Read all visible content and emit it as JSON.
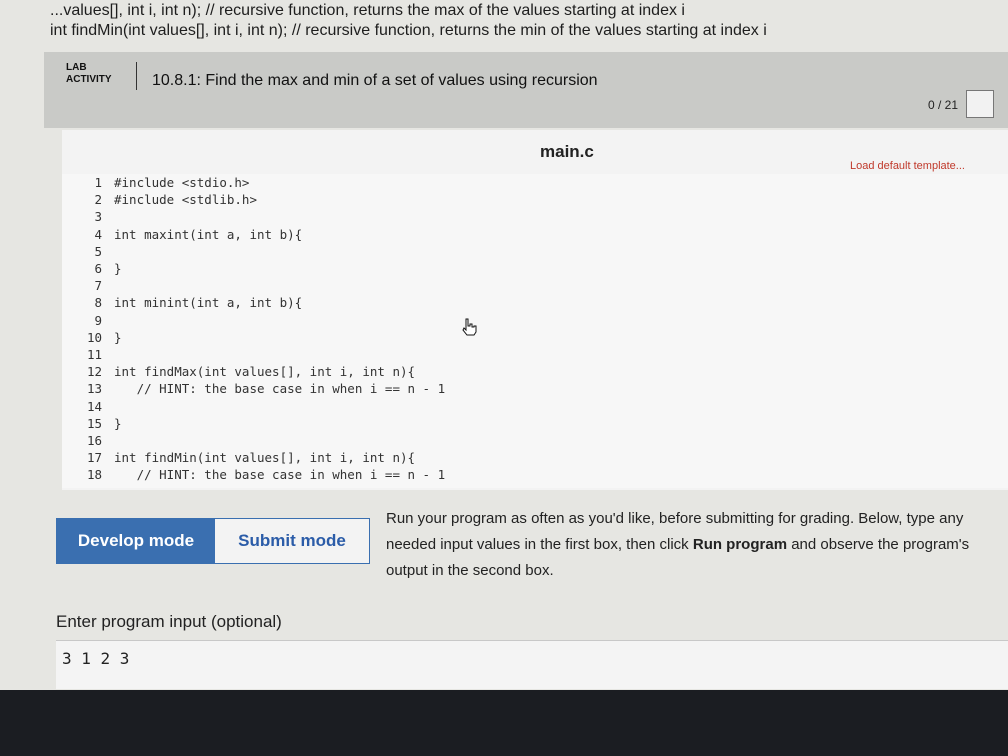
{
  "header": {
    "line1": "...values[], int i, int n); // recursive function, returns the max of the values starting at index i",
    "line2": "int findMin(int values[], int i, int n); // recursive function, returns the min of the values starting at index i"
  },
  "lab": {
    "tag_line1": "LAB",
    "tag_line2": "ACTIVITY",
    "title": "10.8.1: Find the max and min of a set of values using recursion",
    "score": "0 / 21"
  },
  "editor": {
    "file_name": "main.c",
    "load_template": "Load default template...",
    "lines": [
      {
        "n": "1",
        "text": "#include <stdio.h>"
      },
      {
        "n": "2",
        "text": "#include <stdlib.h>"
      },
      {
        "n": "3",
        "text": ""
      },
      {
        "n": "4",
        "text": "int maxint(int a, int b){"
      },
      {
        "n": "5",
        "text": ""
      },
      {
        "n": "6",
        "text": "}"
      },
      {
        "n": "7",
        "text": ""
      },
      {
        "n": "8",
        "text": "int minint(int a, int b){"
      },
      {
        "n": "9",
        "text": ""
      },
      {
        "n": "10",
        "text": "}"
      },
      {
        "n": "11",
        "text": ""
      },
      {
        "n": "12",
        "text": "int findMax(int values[], int i, int n){"
      },
      {
        "n": "13",
        "text": "   // HINT: the base case in when i == n - 1"
      },
      {
        "n": "14",
        "text": ""
      },
      {
        "n": "15",
        "text": "}"
      },
      {
        "n": "16",
        "text": ""
      },
      {
        "n": "17",
        "text": "int findMin(int values[], int i, int n){"
      },
      {
        "n": "18",
        "text": "   // HINT: the base case in when i == n - 1"
      }
    ]
  },
  "modes": {
    "develop": "Develop mode",
    "submit": "Submit mode"
  },
  "instructions": {
    "part1": "Run your program as often as you'd like, before submitting for grading. Below, type any needed input values in the first box, then click ",
    "run_program": "Run program",
    "part2": " and observe the program's output in the second box."
  },
  "input": {
    "label": "Enter program input (optional)",
    "value": "3 1 2 3"
  },
  "colors": {
    "accent": "#3a6fb0",
    "link_red": "#c0392b"
  }
}
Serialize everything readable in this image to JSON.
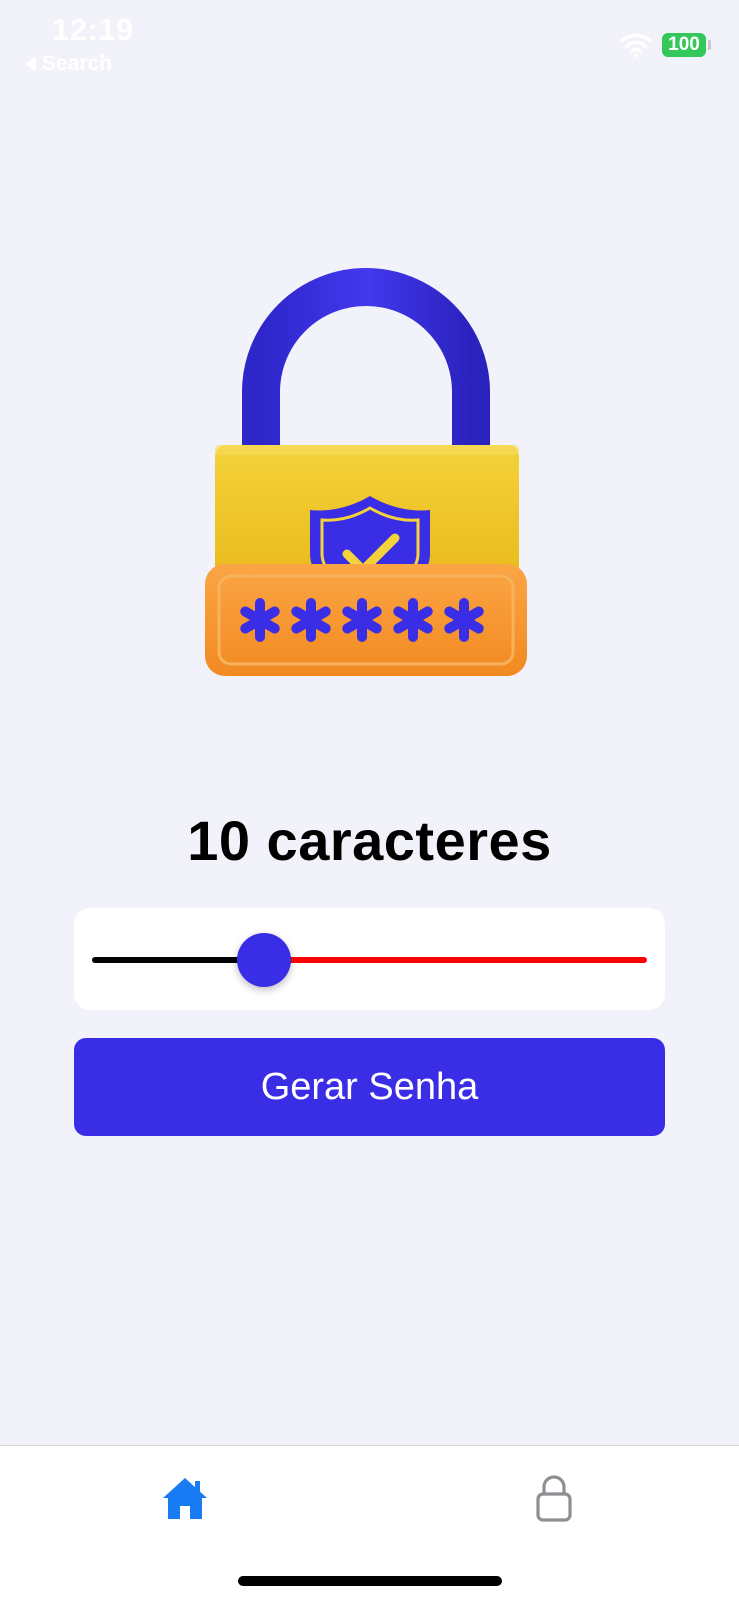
{
  "status_bar": {
    "time": "12:19",
    "back_label": "Search",
    "battery_level": "100"
  },
  "hero": {
    "icon": "padlock-password-icon",
    "masked_password": "*****"
  },
  "generator": {
    "length_label": "10 caracteres",
    "slider_value_fraction": 0.31,
    "button_label": "Gerar Senha"
  },
  "tab_bar": {
    "tabs": [
      {
        "icon": "home-icon",
        "active": true
      },
      {
        "icon": "lock-icon",
        "active": false
      }
    ]
  },
  "colors": {
    "background": "#f2f2fa",
    "accent": "#3a2de6",
    "slider_min_track": "#000000",
    "slider_max_track": "#ff0000",
    "tab_active": "#1a7cf5",
    "tab_inactive": "#8e8e93",
    "lock_body": "#f2c81f",
    "lock_plate": "#f79a32"
  }
}
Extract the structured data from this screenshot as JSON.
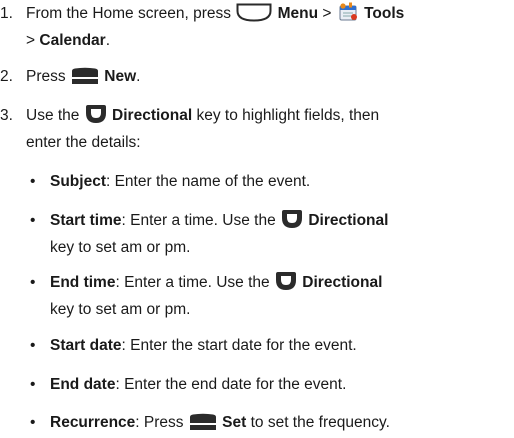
{
  "steps": [
    {
      "num": "1.",
      "line1_a": "From the Home screen, press",
      "menu": "Menu",
      "sep1": ">",
      "tools": "Tools",
      "sep2": ">",
      "calendar": "Calendar",
      "end": ".",
      "icons": [
        "menu-key-icon",
        "tools-app-icon"
      ]
    },
    {
      "num": "2.",
      "press": "Press",
      "new": "New",
      "end": ".",
      "icons": [
        "softkey-icon"
      ]
    },
    {
      "num": "3.",
      "use": "Use the",
      "directional": "Directional",
      "rest1": "key to highlight fields, then",
      "rest2": "enter the details:",
      "icons": [
        "directional-key-icon"
      ]
    }
  ],
  "bullets": [
    {
      "label": "Subject",
      "text": ": Enter the name of the event."
    },
    {
      "label": "Start time",
      "text1": ": Enter a time. Use the",
      "directional": "Directional",
      "text2": "key to set am or pm."
    },
    {
      "label": "End time",
      "text1": ": Enter a time. Use the",
      "directional": "Directional",
      "text2": "key to set am or pm."
    },
    {
      "label": "Start date",
      "text": ": Enter the start date for the event."
    },
    {
      "label": "End date",
      "text": ": Enter the end date for the event."
    },
    {
      "label": "Recurrence",
      "text1": ": Press",
      "set": "Set",
      "text2": "to set the frequency."
    }
  ],
  "bullet_char": "•"
}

» **What is expected**
Copy the data exactly. Any picture it contains is to be omitted.

» **Final result**
Read all visible content and emit it as JSON.
{
  "header": {
    "line1": "...values[], int i, int n); // recursive function, returns the max of the values starting at index i",
    "line2": "int findMin(int values[], int i, int n); // recursive function, returns the min of the values starting at index i"
  },
  "lab": {
    "tag_line1": "LAB",
    "tag_line2": "ACTIVITY",
    "title": "10.8.1: Find the max and min of a set of values using recursion",
    "score": "0 / 21"
  },
  "editor": {
    "file_name": "main.c",
    "load_template": "Load default template...",
    "lines": [
      {
        "n": "1",
        "text": "#include <stdio.h>"
      },
      {
        "n": "2",
        "text": "#include <stdlib.h>"
      },
      {
        "n": "3",
        "text": ""
      },
      {
        "n": "4",
        "text": "int maxint(int a, int b){"
      },
      {
        "n": "5",
        "text": ""
      },
      {
        "n": "6",
        "text": "}"
      },
      {
        "n": "7",
        "text": ""
      },
      {
        "n": "8",
        "text": "int minint(int a, int b){"
      },
      {
        "n": "9",
        "text": ""
      },
      {
        "n": "10",
        "text": "}"
      },
      {
        "n": "11",
        "text": ""
      },
      {
        "n": "12",
        "text": "int findMax(int values[], int i, int n){"
      },
      {
        "n": "13",
        "text": "   // HINT: the base case in when i == n - 1"
      },
      {
        "n": "14",
        "text": ""
      },
      {
        "n": "15",
        "text": "}"
      },
      {
        "n": "16",
        "text": ""
      },
      {
        "n": "17",
        "text": "int findMin(int values[], int i, int n){"
      },
      {
        "n": "18",
        "text": "   // HINT: the base case in when i == n - 1"
      }
    ]
  },
  "modes": {
    "develop": "Develop mode",
    "submit": "Submit mode"
  },
  "instructions": {
    "part1": "Run your program as often as you'd like, before submitting for grading. Below, type any needed input values in the first box, then click ",
    "run_program": "Run program",
    "part2": " and observe the program's output in the second box."
  },
  "input": {
    "label": "Enter program input (optional)",
    "value": "3 1 2 3"
  },
  "colors": {
    "accent": "#3a6fb0",
    "link_red": "#c0392b"
  }
}
Serialize everything readable in this image to JSON.
{
  "status_bar": {
    "time": "12:19",
    "back_label": "Search",
    "battery_level": "100"
  },
  "hero": {
    "icon": "padlock-password-icon",
    "masked_password": "*****"
  },
  "generator": {
    "length_label": "10 caracteres",
    "slider_value_fraction": 0.31,
    "button_label": "Gerar Senha"
  },
  "tab_bar": {
    "tabs": [
      {
        "icon": "home-icon",
        "active": true
      },
      {
        "icon": "lock-icon",
        "active": false
      }
    ]
  },
  "colors": {
    "background": "#f2f2fa",
    "accent": "#3a2de6",
    "slider_min_track": "#000000",
    "slider_max_track": "#ff0000",
    "tab_active": "#1a7cf5",
    "tab_inactive": "#8e8e93",
    "lock_body": "#f2c81f",
    "lock_plate": "#f79a32"
  }
}
Extract the structured data from this screenshot as JSON.
{
  "steps": [
    {
      "num": "1.",
      "line1_a": "From the Home screen, press",
      "menu": "Menu",
      "sep1": ">",
      "tools": "Tools",
      "sep2": ">",
      "calendar": "Calendar",
      "end": ".",
      "icons": [
        "menu-key-icon",
        "tools-app-icon"
      ]
    },
    {
      "num": "2.",
      "press": "Press",
      "new": "New",
      "end": ".",
      "icons": [
        "softkey-icon"
      ]
    },
    {
      "num": "3.",
      "use": "Use the",
      "directional": "Directional",
      "rest1": "key to highlight fields, then",
      "rest2": "enter the details:",
      "icons": [
        "directional-key-icon"
      ]
    }
  ],
  "bullets": [
    {
      "label": "Subject",
      "text": ": Enter the name of the event."
    },
    {
      "label": "Start time",
      "text1": ": Enter a time. Use the",
      "directional": "Directional",
      "text2": "key to set am or pm."
    },
    {
      "label": "End time",
      "text1": ": Enter a time. Use the",
      "directional": "Directional",
      "text2": "key to set am or pm."
    },
    {
      "label": "Start date",
      "text": ": Enter the start date for the event."
    },
    {
      "label": "End date",
      "text": ": Enter the end date for the event."
    },
    {
      "label": "Recurrence",
      "text1": ": Press",
      "set": "Set",
      "text2": "to set the frequency."
    }
  ],
  "bullet_char": "•"
}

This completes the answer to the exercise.